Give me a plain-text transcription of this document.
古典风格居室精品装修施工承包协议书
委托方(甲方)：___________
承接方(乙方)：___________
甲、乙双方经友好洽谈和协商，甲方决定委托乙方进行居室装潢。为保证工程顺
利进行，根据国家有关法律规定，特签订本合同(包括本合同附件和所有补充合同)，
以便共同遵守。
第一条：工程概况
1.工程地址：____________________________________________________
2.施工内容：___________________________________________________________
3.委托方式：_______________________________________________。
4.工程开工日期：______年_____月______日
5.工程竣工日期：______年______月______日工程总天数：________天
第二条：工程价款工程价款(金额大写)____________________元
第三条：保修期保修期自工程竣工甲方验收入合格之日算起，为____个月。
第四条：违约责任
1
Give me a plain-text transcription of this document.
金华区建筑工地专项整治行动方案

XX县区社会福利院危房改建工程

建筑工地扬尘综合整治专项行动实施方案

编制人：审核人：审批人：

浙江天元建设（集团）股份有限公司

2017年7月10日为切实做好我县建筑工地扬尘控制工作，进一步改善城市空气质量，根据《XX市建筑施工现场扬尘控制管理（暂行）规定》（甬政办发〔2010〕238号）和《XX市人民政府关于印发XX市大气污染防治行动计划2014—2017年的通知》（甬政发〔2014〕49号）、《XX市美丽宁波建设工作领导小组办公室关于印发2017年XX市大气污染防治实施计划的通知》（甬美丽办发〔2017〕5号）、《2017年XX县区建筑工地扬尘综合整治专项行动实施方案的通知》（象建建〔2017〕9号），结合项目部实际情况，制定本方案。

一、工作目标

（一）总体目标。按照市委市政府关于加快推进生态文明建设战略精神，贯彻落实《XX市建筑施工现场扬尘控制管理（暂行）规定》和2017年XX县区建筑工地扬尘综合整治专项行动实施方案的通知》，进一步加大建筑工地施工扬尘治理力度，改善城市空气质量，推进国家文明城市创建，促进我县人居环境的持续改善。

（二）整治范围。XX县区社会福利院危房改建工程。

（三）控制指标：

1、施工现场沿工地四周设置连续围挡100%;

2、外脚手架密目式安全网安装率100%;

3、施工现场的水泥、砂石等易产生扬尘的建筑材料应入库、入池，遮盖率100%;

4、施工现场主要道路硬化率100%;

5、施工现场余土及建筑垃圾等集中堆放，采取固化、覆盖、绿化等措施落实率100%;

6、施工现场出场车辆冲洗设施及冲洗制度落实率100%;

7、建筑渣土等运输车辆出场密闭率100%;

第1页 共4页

**INSTRUCTIONS FOR THE TASK**
Make an exact copy of every entry.

**IN RESPONSE**
Give me a plain-text transcription of this document.
古典风格居室精品装修施工承包协议书
委托方(甲方)：___________
承接方(乙方)：___________
甲、乙双方经友好洽谈和协商，甲方决定委托乙方进行居室装潢。为保证工程顺
利进行，根据国家有关法律规定，特签订本合同(包括本合同附件和所有补充合同)，
以便共同遵守。
第一条：工程概况
1.工程地址：____________________________________________________
2.施工内容：___________________________________________________________
3.委托方式：_______________________________________________。
4.工程开工日期：______年_____月______日
5.工程竣工日期：______年______月______日工程总天数：________天
第二条：工程价款工程价款(金额大写)____________________元
第三条：保修期保修期自工程竣工甲方验收入合格之日算起，为____个月。
第四条：违约责任
1
Give me a plain-text transcription of this document.
金华区建筑工地专项整治行动方案

XX县区社会福利院危房改建工程

建筑工地扬尘综合整治专项行动实施方案

编制人：审核人：审批人：

浙江天元建设（集团）股份有限公司

2017年7月10日为切实做好我县建筑工地扬尘控制工作，进一步改善城市空气质量，根据《XX市建筑施工现场扬尘控制管理（暂行）规定》（甬政办发〔2010〕238号）和《XX市人民政府关于印发XX市大气污染防治行动计划2014—2017年的通知》（甬政发〔2014〕49号）、《XX市美丽宁波建设工作领导小组办公室关于印发2017年XX市大气污染防治实施计划的通知》（甬美丽办发〔2017〕5号）、《2017年XX县区建筑工地扬尘综合整治专项行动实施方案的通知》（象建建〔2017〕9号），结合项目部实际情况，制定本方案。

一、工作目标

（一）总体目标。按照市委市政府关于加快推进生态文明建设战略精神，贯彻落实《XX市建筑施工现场扬尘控制管理（暂行）规定》和2017年XX县区建筑工地扬尘综合整治专项行动实施方案的通知》，进一步加大建筑工地施工扬尘治理力度，改善城市空气质量，推进国家文明城市创建，促进我县人居环境的持续改善。

（二）整治范围。XX县区社会福利院危房改建工程。

（三）控制指标：

1、施工现场沿工地四周设置连续围挡100%;

2、外脚手架密目式安全网安装率100%;

3、施工现场的水泥、砂石等易产生扬尘的建筑材料应入库、入池，遮盖率100%;

4、施工现场主要道路硬化率100%;

5、施工现场余土及建筑垃圾等集中堆放，采取固化、覆盖、绿化等措施落实率100%;

6、施工现场出场车辆冲洗设施及冲洗制度落实率100%;

7、建筑渣土等运输车辆出场密闭率100%;

第1页 共4页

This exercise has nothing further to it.